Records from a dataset
- - - - - - -
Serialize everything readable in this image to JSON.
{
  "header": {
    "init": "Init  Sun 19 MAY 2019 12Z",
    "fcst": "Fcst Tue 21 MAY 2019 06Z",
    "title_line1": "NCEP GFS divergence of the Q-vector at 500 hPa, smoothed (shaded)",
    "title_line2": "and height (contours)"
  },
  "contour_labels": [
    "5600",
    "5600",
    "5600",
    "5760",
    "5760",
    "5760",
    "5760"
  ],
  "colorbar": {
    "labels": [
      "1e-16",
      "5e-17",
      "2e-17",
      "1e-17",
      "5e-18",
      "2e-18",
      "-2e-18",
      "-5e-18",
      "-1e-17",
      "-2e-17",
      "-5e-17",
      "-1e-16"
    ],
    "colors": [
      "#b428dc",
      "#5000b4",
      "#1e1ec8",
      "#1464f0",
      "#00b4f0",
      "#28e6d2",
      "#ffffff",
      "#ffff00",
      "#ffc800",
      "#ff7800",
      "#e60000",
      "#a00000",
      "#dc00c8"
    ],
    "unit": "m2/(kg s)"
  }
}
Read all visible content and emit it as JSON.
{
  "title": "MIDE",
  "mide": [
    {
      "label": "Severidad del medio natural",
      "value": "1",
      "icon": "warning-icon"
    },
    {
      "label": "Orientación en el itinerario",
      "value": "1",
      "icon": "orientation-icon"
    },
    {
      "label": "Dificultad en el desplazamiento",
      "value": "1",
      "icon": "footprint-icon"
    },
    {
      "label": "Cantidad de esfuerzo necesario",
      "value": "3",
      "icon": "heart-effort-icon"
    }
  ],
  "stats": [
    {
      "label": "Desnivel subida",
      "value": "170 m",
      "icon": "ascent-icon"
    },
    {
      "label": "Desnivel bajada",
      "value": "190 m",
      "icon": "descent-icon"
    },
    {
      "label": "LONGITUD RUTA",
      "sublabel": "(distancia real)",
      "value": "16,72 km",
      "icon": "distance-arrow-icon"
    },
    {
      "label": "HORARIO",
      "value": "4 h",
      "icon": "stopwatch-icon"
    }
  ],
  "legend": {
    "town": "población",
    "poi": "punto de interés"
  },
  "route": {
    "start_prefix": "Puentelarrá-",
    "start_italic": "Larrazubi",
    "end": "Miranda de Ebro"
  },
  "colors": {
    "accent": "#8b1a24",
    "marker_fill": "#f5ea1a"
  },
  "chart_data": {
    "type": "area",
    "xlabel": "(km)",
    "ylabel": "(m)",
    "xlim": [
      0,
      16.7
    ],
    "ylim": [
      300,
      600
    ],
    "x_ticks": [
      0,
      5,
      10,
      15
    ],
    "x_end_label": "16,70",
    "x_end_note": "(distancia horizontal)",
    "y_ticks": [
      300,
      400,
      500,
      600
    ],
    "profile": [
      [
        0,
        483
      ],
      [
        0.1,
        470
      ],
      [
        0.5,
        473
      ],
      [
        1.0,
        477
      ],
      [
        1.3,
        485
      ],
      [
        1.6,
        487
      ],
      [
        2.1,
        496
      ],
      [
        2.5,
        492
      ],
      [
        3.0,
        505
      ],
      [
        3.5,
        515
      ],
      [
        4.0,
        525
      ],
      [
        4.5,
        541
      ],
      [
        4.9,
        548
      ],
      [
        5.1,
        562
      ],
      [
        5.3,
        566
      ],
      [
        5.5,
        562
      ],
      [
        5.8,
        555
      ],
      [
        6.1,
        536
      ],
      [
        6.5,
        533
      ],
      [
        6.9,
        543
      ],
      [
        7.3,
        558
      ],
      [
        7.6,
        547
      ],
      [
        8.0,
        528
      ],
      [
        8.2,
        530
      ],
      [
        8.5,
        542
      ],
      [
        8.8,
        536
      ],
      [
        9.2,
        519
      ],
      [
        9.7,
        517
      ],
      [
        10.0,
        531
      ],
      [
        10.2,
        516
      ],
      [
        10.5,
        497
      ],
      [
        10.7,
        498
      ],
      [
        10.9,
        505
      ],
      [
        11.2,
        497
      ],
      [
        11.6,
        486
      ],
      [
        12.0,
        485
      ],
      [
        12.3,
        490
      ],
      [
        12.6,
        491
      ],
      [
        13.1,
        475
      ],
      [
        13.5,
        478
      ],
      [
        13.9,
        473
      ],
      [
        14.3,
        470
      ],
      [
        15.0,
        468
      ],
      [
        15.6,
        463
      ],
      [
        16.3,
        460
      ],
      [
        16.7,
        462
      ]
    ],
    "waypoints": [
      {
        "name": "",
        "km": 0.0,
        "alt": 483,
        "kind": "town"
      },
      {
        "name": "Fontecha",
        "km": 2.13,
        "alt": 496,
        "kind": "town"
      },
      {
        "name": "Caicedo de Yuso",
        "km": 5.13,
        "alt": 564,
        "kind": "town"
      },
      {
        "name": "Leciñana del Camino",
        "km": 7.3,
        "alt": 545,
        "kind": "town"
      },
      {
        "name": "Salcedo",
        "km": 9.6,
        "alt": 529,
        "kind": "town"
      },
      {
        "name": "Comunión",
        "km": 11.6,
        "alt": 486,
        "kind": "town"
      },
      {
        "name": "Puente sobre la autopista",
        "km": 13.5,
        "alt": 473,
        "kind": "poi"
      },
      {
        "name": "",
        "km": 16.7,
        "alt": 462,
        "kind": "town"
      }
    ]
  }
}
- - - - - - -
● **WHAT IS EXPECTED**: Read through the entries and copy each line in which "icon" appears.

● **SOLUTION TO THIS TASK**:
      "icon": "warning-icon"
      "icon": "orientation-icon"
      "icon": "footprint-icon"
      "icon": "heart-effort-icon"
      "icon": "ascent-icon"
      "icon": "descent-icon"
      "icon": "distance-arrow-icon"
      "icon": "stopwatch-icon"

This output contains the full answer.